— What you need to do —
Check each line below for "level" and report how many have it, nothing else.

— Raw data —
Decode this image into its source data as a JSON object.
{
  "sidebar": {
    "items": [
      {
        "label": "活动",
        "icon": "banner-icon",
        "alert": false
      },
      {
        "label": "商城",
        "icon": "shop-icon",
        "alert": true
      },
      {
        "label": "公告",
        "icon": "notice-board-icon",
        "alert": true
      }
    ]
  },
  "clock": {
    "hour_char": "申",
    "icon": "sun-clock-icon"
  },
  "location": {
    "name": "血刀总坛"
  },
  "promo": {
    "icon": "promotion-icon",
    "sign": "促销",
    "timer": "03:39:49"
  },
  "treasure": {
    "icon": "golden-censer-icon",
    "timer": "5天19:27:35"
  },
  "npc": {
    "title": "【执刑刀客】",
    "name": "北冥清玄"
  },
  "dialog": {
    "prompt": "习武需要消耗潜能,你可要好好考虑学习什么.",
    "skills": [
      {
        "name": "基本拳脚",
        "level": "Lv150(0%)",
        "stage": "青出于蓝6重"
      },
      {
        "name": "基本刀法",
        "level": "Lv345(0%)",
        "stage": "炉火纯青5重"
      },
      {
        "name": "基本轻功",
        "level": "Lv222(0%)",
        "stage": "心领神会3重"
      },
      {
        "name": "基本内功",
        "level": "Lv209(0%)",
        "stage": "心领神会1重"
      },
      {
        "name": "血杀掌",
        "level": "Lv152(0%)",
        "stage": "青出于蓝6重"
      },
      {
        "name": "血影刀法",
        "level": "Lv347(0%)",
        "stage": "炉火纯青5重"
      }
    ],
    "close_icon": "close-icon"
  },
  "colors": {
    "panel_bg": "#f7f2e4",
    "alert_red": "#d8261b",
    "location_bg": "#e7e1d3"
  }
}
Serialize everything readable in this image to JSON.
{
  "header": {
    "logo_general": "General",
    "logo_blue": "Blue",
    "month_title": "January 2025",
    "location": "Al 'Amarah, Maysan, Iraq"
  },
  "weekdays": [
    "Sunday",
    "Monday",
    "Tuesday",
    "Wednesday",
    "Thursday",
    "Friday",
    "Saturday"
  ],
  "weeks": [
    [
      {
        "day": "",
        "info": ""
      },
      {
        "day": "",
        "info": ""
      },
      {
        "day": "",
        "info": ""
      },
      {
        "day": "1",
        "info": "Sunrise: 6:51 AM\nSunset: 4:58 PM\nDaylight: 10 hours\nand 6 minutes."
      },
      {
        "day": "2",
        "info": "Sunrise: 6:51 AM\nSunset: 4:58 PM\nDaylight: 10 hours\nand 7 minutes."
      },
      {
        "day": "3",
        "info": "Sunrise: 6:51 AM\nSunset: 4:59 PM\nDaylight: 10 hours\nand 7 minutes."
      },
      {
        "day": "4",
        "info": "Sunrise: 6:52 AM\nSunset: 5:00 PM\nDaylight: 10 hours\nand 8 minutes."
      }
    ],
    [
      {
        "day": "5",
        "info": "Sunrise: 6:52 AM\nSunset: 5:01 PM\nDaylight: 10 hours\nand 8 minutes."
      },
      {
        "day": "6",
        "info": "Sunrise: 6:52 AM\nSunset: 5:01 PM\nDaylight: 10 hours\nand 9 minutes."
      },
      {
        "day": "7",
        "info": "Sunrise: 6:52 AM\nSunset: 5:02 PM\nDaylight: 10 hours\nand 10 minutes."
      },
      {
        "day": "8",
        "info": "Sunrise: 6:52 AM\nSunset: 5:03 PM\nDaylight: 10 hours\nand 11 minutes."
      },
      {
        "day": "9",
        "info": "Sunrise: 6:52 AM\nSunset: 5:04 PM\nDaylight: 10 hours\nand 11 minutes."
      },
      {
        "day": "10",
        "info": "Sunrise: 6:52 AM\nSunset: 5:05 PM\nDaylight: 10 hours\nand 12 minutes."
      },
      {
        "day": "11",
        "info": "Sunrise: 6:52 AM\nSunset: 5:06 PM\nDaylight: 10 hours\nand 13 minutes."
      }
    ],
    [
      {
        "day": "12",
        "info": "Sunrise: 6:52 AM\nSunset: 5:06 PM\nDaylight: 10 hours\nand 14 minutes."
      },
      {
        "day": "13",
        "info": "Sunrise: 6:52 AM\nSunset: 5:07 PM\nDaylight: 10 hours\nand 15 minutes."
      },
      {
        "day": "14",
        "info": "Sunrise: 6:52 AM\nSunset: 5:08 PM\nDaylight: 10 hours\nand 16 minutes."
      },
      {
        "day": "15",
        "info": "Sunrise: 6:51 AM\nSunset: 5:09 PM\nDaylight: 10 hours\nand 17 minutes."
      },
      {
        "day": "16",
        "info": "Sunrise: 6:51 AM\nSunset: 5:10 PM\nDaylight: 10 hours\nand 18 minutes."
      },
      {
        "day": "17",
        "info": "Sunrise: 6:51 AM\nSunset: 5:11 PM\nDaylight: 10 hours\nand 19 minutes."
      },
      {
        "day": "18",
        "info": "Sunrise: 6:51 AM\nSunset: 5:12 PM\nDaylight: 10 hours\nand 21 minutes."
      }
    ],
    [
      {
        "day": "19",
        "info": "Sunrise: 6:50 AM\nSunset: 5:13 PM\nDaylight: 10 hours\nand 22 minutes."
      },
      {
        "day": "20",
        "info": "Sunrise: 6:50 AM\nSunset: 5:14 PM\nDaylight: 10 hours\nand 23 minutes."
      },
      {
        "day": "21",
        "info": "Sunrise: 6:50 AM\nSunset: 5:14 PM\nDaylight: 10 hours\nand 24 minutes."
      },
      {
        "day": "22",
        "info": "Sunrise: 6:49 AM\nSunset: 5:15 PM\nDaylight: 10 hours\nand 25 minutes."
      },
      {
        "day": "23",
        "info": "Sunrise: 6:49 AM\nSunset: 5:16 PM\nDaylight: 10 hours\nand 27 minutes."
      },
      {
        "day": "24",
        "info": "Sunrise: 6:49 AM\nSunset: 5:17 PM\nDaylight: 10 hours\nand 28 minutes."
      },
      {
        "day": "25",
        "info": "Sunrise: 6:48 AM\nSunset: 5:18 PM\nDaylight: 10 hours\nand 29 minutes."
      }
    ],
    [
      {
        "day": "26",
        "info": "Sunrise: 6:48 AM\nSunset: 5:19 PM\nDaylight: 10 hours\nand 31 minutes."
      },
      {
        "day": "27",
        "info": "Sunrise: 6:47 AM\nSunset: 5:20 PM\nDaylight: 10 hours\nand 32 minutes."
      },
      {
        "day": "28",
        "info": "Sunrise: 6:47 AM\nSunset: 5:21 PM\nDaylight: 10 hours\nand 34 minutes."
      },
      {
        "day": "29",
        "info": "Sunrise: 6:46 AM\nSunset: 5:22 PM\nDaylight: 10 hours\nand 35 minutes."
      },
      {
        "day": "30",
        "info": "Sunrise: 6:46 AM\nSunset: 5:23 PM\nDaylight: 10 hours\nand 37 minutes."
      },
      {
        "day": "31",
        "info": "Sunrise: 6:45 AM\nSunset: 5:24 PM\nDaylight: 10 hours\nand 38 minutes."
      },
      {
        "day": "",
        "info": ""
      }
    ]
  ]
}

— Task result —
6